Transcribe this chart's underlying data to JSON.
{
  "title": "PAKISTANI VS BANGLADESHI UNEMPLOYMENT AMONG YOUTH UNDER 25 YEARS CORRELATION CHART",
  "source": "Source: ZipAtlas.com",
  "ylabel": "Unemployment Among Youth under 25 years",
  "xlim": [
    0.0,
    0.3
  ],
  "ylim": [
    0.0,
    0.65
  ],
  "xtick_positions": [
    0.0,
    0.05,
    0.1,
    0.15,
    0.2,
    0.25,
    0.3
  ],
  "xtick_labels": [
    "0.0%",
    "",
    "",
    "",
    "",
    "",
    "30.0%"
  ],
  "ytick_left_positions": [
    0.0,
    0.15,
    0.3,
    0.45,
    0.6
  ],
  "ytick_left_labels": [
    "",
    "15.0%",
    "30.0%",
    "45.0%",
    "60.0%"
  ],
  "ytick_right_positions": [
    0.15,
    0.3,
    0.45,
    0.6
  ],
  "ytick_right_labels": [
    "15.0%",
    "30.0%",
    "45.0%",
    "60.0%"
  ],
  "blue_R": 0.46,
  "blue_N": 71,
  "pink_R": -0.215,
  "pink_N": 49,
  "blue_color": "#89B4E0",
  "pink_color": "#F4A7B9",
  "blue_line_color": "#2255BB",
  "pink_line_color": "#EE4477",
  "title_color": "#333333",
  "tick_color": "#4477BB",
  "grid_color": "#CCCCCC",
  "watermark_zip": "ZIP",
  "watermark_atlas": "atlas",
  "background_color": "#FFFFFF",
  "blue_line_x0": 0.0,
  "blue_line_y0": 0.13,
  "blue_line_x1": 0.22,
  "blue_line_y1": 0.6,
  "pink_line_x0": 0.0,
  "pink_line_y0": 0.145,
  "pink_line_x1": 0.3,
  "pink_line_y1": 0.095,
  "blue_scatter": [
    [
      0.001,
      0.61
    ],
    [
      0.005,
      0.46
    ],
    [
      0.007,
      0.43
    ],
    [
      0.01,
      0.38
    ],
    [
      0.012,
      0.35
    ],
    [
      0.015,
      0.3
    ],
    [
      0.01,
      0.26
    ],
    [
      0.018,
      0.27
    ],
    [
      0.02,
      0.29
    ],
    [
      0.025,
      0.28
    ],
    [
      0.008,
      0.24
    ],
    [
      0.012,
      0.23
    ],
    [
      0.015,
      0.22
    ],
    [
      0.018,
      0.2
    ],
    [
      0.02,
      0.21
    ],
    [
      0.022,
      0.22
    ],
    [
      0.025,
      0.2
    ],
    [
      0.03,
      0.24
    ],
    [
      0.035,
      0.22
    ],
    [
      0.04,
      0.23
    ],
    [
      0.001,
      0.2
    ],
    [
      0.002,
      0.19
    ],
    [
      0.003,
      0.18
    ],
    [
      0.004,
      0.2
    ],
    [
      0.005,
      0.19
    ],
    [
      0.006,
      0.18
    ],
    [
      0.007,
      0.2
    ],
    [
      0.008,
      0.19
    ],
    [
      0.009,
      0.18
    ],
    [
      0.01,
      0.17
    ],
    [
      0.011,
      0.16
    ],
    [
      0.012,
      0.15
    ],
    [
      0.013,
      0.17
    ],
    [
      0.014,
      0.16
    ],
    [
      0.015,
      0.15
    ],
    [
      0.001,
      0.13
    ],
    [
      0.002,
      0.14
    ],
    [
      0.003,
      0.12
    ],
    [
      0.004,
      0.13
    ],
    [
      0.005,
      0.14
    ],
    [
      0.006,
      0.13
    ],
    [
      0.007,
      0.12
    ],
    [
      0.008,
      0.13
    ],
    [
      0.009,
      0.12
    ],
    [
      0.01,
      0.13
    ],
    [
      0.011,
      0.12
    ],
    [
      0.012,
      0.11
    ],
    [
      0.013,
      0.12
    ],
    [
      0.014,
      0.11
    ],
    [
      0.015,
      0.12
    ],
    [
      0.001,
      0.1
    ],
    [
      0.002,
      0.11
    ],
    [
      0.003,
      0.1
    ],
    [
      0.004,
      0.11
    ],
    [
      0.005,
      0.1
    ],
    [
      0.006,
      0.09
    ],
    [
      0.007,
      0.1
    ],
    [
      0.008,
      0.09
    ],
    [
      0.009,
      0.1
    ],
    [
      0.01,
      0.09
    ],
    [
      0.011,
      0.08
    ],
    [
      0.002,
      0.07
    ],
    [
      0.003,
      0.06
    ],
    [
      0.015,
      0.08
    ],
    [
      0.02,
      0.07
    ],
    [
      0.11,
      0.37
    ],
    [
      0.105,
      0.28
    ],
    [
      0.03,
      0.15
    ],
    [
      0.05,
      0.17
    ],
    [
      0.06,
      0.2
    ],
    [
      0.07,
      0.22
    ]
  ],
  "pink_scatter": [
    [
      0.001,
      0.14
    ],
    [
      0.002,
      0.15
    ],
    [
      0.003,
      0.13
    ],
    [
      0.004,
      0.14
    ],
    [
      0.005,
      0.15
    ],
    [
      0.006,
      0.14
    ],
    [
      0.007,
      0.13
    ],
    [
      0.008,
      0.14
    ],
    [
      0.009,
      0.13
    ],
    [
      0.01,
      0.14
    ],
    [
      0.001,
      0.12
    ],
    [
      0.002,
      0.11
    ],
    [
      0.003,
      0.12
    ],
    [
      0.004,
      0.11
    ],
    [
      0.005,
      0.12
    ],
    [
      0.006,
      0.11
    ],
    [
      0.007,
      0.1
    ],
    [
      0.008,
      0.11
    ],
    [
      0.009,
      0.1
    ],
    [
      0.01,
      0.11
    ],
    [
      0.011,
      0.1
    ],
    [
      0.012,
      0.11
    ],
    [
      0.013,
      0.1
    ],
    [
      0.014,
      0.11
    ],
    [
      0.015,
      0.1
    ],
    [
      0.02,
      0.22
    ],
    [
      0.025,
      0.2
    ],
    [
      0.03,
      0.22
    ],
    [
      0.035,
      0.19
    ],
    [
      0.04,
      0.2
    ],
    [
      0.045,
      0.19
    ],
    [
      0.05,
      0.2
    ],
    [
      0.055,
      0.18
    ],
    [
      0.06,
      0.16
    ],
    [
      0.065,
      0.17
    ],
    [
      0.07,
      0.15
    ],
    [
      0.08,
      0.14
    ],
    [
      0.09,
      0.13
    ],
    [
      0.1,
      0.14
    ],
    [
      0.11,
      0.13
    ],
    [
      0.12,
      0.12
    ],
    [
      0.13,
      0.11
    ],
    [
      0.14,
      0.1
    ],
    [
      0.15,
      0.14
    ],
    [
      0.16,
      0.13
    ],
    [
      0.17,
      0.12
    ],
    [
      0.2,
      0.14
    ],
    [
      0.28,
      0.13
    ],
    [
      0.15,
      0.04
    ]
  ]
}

• • •

◆ STATED GOAL
Copy out all of the lines above exactly.

◆ RESPONSE FOR THIS EXERCISE
Transcribe this chart's underlying data to JSON.
{
  "title": "PAKISTANI VS BANGLADESHI UNEMPLOYMENT AMONG YOUTH UNDER 25 YEARS CORRELATION CHART",
  "source": "Source: ZipAtlas.com",
  "ylabel": "Unemployment Among Youth under 25 years",
  "xlim": [
    0.0,
    0.3
  ],
  "ylim": [
    0.0,
    0.65
  ],
  "xtick_positions": [
    0.0,
    0.05,
    0.1,
    0.15,
    0.2,
    0.25,
    0.3
  ],
  "xtick_labels": [
    "0.0%",
    "",
    "",
    "",
    "",
    "",
    "30.0%"
  ],
  "ytick_left_positions": [
    0.0,
    0.15,
    0.3,
    0.45,
    0.6
  ],
  "ytick_left_labels": [
    "",
    "15.0%",
    "30.0%",
    "45.0%",
    "60.0%"
  ],
  "ytick_right_positions": [
    0.15,
    0.3,
    0.45,
    0.6
  ],
  "ytick_right_labels": [
    "15.0%",
    "30.0%",
    "45.0%",
    "60.0%"
  ],
  "blue_R": 0.46,
  "blue_N": 71,
  "pink_R": -0.215,
  "pink_N": 49,
  "blue_color": "#89B4E0",
  "pink_color": "#F4A7B9",
  "blue_line_color": "#2255BB",
  "pink_line_color": "#EE4477",
  "title_color": "#333333",
  "tick_color": "#4477BB",
  "grid_color": "#CCCCCC",
  "watermark_zip": "ZIP",
  "watermark_atlas": "atlas",
  "background_color": "#FFFFFF",
  "blue_line_x0": 0.0,
  "blue_line_y0": 0.13,
  "blue_line_x1": 0.22,
  "blue_line_y1": 0.6,
  "pink_line_x0": 0.0,
  "pink_line_y0": 0.145,
  "pink_line_x1": 0.3,
  "pink_line_y1": 0.095,
  "blue_scatter": [
    [
      0.001,
      0.61
    ],
    [
      0.005,
      0.46
    ],
    [
      0.007,
      0.43
    ],
    [
      0.01,
      0.38
    ],
    [
      0.012,
      0.35
    ],
    [
      0.015,
      0.3
    ],
    [
      0.01,
      0.26
    ],
    [
      0.018,
      0.27
    ],
    [
      0.02,
      0.29
    ],
    [
      0.025,
      0.28
    ],
    [
      0.008,
      0.24
    ],
    [
      0.012,
      0.23
    ],
    [
      0.015,
      0.22
    ],
    [
      0.018,
      0.2
    ],
    [
      0.02,
      0.21
    ],
    [
      0.022,
      0.22
    ],
    [
      0.025,
      0.2
    ],
    [
      0.03,
      0.24
    ],
    [
      0.035,
      0.22
    ],
    [
      0.04,
      0.23
    ],
    [
      0.001,
      0.2
    ],
    [
      0.002,
      0.19
    ],
    [
      0.003,
      0.18
    ],
    [
      0.004,
      0.2
    ],
    [
      0.005,
      0.19
    ],
    [
      0.006,
      0.18
    ],
    [
      0.007,
      0.2
    ],
    [
      0.008,
      0.19
    ],
    [
      0.009,
      0.18
    ],
    [
      0.01,
      0.17
    ],
    [
      0.011,
      0.16
    ],
    [
      0.012,
      0.15
    ],
    [
      0.013,
      0.17
    ],
    [
      0.014,
      0.16
    ],
    [
      0.015,
      0.15
    ],
    [
      0.001,
      0.13
    ],
    [
      0.002,
      0.14
    ],
    [
      0.003,
      0.12
    ],
    [
      0.004,
      0.13
    ],
    [
      0.005,
      0.14
    ],
    [
      0.006,
      0.13
    ],
    [
      0.007,
      0.12
    ],
    [
      0.008,
      0.13
    ],
    [
      0.009,
      0.12
    ],
    [
      0.01,
      0.13
    ],
    [
      0.011,
      0.12
    ],
    [
      0.012,
      0.11
    ],
    [
      0.013,
      0.12
    ],
    [
      0.014,
      0.11
    ],
    [
      0.015,
      0.12
    ],
    [
      0.001,
      0.1
    ],
    [
      0.002,
      0.11
    ],
    [
      0.003,
      0.1
    ],
    [
      0.004,
      0.11
    ],
    [
      0.005,
      0.1
    ],
    [
      0.006,
      0.09
    ],
    [
      0.007,
      0.1
    ],
    [
      0.008,
      0.09
    ],
    [
      0.009,
      0.1
    ],
    [
      0.01,
      0.09
    ],
    [
      0.011,
      0.08
    ],
    [
      0.002,
      0.07
    ],
    [
      0.003,
      0.06
    ],
    [
      0.015,
      0.08
    ],
    [
      0.02,
      0.07
    ],
    [
      0.11,
      0.37
    ],
    [
      0.105,
      0.28
    ],
    [
      0.03,
      0.15
    ],
    [
      0.05,
      0.17
    ],
    [
      0.06,
      0.2
    ],
    [
      0.07,
      0.22
    ]
  ],
  "pink_scatter": [
    [
      0.001,
      0.14
    ],
    [
      0.002,
      0.15
    ],
    [
      0.003,
      0.13
    ],
    [
      0.004,
      0.14
    ],
    [
      0.005,
      0.15
    ],
    [
      0.006,
      0.14
    ],
    [
      0.007,
      0.13
    ],
    [
      0.008,
      0.14
    ],
    [
      0.009,
      0.13
    ],
    [
      0.01,
      0.14
    ],
    [
      0.001,
      0.12
    ],
    [
      0.002,
      0.11
    ],
    [
      0.003,
      0.12
    ],
    [
      0.004,
      0.11
    ],
    [
      0.005,
      0.12
    ],
    [
      0.006,
      0.11
    ],
    [
      0.007,
      0.1
    ],
    [
      0.008,
      0.11
    ],
    [
      0.009,
      0.1
    ],
    [
      0.01,
      0.11
    ],
    [
      0.011,
      0.1
    ],
    [
      0.012,
      0.11
    ],
    [
      0.013,
      0.1
    ],
    [
      0.014,
      0.11
    ],
    [
      0.015,
      0.1
    ],
    [
      0.02,
      0.22
    ],
    [
      0.025,
      0.2
    ],
    [
      0.03,
      0.22
    ],
    [
      0.035,
      0.19
    ],
    [
      0.04,
      0.2
    ],
    [
      0.045,
      0.19
    ],
    [
      0.05,
      0.2
    ],
    [
      0.055,
      0.18
    ],
    [
      0.06,
      0.16
    ],
    [
      0.065,
      0.17
    ],
    [
      0.07,
      0.15
    ],
    [
      0.08,
      0.14
    ],
    [
      0.09,
      0.13
    ],
    [
      0.1,
      0.14
    ],
    [
      0.11,
      0.13
    ],
    [
      0.12,
      0.12
    ],
    [
      0.13,
      0.11
    ],
    [
      0.14,
      0.1
    ],
    [
      0.15,
      0.14
    ],
    [
      0.16,
      0.13
    ],
    [
      0.17,
      0.12
    ],
    [
      0.2,
      0.14
    ],
    [
      0.28,
      0.13
    ],
    [
      0.15,
      0.04
    ]
  ]
}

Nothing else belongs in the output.